Collection entries

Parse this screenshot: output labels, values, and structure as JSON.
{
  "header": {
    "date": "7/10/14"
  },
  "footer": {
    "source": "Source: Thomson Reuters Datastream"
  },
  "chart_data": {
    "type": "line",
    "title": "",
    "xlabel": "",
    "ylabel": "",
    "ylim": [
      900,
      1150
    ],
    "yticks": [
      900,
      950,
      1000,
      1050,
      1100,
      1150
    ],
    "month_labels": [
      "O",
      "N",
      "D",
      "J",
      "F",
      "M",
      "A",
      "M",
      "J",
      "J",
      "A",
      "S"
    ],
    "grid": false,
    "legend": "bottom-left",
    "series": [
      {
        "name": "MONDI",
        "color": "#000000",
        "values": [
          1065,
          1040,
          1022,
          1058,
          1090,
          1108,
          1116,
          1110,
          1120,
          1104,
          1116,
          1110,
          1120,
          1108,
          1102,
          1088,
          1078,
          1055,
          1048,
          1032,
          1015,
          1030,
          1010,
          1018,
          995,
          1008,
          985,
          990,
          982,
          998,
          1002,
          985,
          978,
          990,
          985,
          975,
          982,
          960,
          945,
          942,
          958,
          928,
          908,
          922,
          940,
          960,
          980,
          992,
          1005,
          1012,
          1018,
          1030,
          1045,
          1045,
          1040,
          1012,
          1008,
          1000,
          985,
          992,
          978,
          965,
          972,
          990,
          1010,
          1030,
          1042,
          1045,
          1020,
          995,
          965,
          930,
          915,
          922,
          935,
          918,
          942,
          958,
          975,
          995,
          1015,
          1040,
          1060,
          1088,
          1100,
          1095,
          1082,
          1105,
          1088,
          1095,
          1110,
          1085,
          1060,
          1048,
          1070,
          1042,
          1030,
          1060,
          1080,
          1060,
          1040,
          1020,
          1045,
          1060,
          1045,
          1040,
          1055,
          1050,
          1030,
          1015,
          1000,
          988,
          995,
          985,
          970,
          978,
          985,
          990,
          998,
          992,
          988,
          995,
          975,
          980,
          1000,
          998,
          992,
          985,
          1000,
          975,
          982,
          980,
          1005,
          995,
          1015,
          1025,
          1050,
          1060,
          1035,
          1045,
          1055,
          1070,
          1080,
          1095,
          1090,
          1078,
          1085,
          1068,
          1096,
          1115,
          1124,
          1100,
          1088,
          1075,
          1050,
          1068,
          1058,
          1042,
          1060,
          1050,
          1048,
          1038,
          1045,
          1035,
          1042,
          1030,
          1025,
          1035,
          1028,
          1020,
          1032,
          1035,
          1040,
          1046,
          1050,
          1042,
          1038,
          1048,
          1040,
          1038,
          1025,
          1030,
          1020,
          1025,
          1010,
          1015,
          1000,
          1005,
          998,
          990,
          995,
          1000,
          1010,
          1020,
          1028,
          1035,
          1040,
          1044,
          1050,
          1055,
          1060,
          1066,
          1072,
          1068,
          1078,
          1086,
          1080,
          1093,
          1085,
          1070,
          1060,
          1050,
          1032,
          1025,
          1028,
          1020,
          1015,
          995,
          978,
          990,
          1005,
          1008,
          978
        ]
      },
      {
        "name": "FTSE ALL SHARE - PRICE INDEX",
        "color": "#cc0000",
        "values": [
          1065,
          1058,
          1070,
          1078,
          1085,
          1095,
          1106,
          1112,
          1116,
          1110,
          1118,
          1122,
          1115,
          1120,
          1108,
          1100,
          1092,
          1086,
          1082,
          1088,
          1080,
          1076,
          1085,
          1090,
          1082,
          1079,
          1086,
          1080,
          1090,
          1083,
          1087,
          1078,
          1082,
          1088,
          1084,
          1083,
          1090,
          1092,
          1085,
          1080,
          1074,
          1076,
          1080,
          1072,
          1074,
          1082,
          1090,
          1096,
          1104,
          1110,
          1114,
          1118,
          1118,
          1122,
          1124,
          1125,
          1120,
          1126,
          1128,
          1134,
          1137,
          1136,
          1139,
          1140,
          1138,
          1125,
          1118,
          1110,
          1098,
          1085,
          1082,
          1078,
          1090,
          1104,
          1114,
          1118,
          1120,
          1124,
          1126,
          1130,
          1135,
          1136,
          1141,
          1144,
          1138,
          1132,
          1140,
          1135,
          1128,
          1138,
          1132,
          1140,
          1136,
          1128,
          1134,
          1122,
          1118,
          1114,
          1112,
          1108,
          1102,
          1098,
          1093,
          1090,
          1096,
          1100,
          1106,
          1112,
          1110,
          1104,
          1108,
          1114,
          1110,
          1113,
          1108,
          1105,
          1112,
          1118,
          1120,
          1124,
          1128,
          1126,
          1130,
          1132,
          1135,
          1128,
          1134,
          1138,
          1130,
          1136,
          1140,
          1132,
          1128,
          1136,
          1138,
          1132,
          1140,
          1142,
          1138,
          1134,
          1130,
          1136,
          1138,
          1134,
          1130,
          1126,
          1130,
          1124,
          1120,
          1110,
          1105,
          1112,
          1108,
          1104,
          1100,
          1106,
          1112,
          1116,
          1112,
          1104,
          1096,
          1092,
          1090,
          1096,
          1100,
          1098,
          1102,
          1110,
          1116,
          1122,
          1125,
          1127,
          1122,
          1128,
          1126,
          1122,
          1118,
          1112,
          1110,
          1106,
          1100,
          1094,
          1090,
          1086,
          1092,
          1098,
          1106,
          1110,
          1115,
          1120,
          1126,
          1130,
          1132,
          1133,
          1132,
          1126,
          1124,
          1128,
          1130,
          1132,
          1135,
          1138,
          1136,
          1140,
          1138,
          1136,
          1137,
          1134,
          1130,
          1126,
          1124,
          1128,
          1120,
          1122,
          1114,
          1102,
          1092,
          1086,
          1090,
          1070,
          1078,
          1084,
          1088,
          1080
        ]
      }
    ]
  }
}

§ What needs to be done
What is needed here is an exact reproduction of all the entries.

§ Output for this exercise
Parse this screenshot: output labels, values, and structure as JSON.
{
  "header": {
    "date": "7/10/14"
  },
  "footer": {
    "source": "Source: Thomson Reuters Datastream"
  },
  "chart_data": {
    "type": "line",
    "title": "",
    "xlabel": "",
    "ylabel": "",
    "ylim": [
      900,
      1150
    ],
    "yticks": [
      900,
      950,
      1000,
      1050,
      1100,
      1150
    ],
    "month_labels": [
      "O",
      "N",
      "D",
      "J",
      "F",
      "M",
      "A",
      "M",
      "J",
      "J",
      "A",
      "S"
    ],
    "grid": false,
    "legend": "bottom-left",
    "series": [
      {
        "name": "MONDI",
        "color": "#000000",
        "values": [
          1065,
          1040,
          1022,
          1058,
          1090,
          1108,
          1116,
          1110,
          1120,
          1104,
          1116,
          1110,
          1120,
          1108,
          1102,
          1088,
          1078,
          1055,
          1048,
          1032,
          1015,
          1030,
          1010,
          1018,
          995,
          1008,
          985,
          990,
          982,
          998,
          1002,
          985,
          978,
          990,
          985,
          975,
          982,
          960,
          945,
          942,
          958,
          928,
          908,
          922,
          940,
          960,
          980,
          992,
          1005,
          1012,
          1018,
          1030,
          1045,
          1045,
          1040,
          1012,
          1008,
          1000,
          985,
          992,
          978,
          965,
          972,
          990,
          1010,
          1030,
          1042,
          1045,
          1020,
          995,
          965,
          930,
          915,
          922,
          935,
          918,
          942,
          958,
          975,
          995,
          1015,
          1040,
          1060,
          1088,
          1100,
          1095,
          1082,
          1105,
          1088,
          1095,
          1110,
          1085,
          1060,
          1048,
          1070,
          1042,
          1030,
          1060,
          1080,
          1060,
          1040,
          1020,
          1045,
          1060,
          1045,
          1040,
          1055,
          1050,
          1030,
          1015,
          1000,
          988,
          995,
          985,
          970,
          978,
          985,
          990,
          998,
          992,
          988,
          995,
          975,
          980,
          1000,
          998,
          992,
          985,
          1000,
          975,
          982,
          980,
          1005,
          995,
          1015,
          1025,
          1050,
          1060,
          1035,
          1045,
          1055,
          1070,
          1080,
          1095,
          1090,
          1078,
          1085,
          1068,
          1096,
          1115,
          1124,
          1100,
          1088,
          1075,
          1050,
          1068,
          1058,
          1042,
          1060,
          1050,
          1048,
          1038,
          1045,
          1035,
          1042,
          1030,
          1025,
          1035,
          1028,
          1020,
          1032,
          1035,
          1040,
          1046,
          1050,
          1042,
          1038,
          1048,
          1040,
          1038,
          1025,
          1030,
          1020,
          1025,
          1010,
          1015,
          1000,
          1005,
          998,
          990,
          995,
          1000,
          1010,
          1020,
          1028,
          1035,
          1040,
          1044,
          1050,
          1055,
          1060,
          1066,
          1072,
          1068,
          1078,
          1086,
          1080,
          1093,
          1085,
          1070,
          1060,
          1050,
          1032,
          1025,
          1028,
          1020,
          1015,
          995,
          978,
          990,
          1005,
          1008,
          978
        ]
      },
      {
        "name": "FTSE ALL SHARE - PRICE INDEX",
        "color": "#cc0000",
        "values": [
          1065,
          1058,
          1070,
          1078,
          1085,
          1095,
          1106,
          1112,
          1116,
          1110,
          1118,
          1122,
          1115,
          1120,
          1108,
          1100,
          1092,
          1086,
          1082,
          1088,
          1080,
          1076,
          1085,
          1090,
          1082,
          1079,
          1086,
          1080,
          1090,
          1083,
          1087,
          1078,
          1082,
          1088,
          1084,
          1083,
          1090,
          1092,
          1085,
          1080,
          1074,
          1076,
          1080,
          1072,
          1074,
          1082,
          1090,
          1096,
          1104,
          1110,
          1114,
          1118,
          1118,
          1122,
          1124,
          1125,
          1120,
          1126,
          1128,
          1134,
          1137,
          1136,
          1139,
          1140,
          1138,
          1125,
          1118,
          1110,
          1098,
          1085,
          1082,
          1078,
          1090,
          1104,
          1114,
          1118,
          1120,
          1124,
          1126,
          1130,
          1135,
          1136,
          1141,
          1144,
          1138,
          1132,
          1140,
          1135,
          1128,
          1138,
          1132,
          1140,
          1136,
          1128,
          1134,
          1122,
          1118,
          1114,
          1112,
          1108,
          1102,
          1098,
          1093,
          1090,
          1096,
          1100,
          1106,
          1112,
          1110,
          1104,
          1108,
          1114,
          1110,
          1113,
          1108,
          1105,
          1112,
          1118,
          1120,
          1124,
          1128,
          1126,
          1130,
          1132,
          1135,
          1128,
          1134,
          1138,
          1130,
          1136,
          1140,
          1132,
          1128,
          1136,
          1138,
          1132,
          1140,
          1142,
          1138,
          1134,
          1130,
          1136,
          1138,
          1134,
          1130,
          1126,
          1130,
          1124,
          1120,
          1110,
          1105,
          1112,
          1108,
          1104,
          1100,
          1106,
          1112,
          1116,
          1112,
          1104,
          1096,
          1092,
          1090,
          1096,
          1100,
          1098,
          1102,
          1110,
          1116,
          1122,
          1125,
          1127,
          1122,
          1128,
          1126,
          1122,
          1118,
          1112,
          1110,
          1106,
          1100,
          1094,
          1090,
          1086,
          1092,
          1098,
          1106,
          1110,
          1115,
          1120,
          1126,
          1130,
          1132,
          1133,
          1132,
          1126,
          1124,
          1128,
          1130,
          1132,
          1135,
          1138,
          1136,
          1140,
          1138,
          1136,
          1137,
          1134,
          1130,
          1126,
          1124,
          1128,
          1120,
          1122,
          1114,
          1102,
          1092,
          1086,
          1090,
          1070,
          1078,
          1084,
          1088,
          1080
        ]
      }
    ]
  }
}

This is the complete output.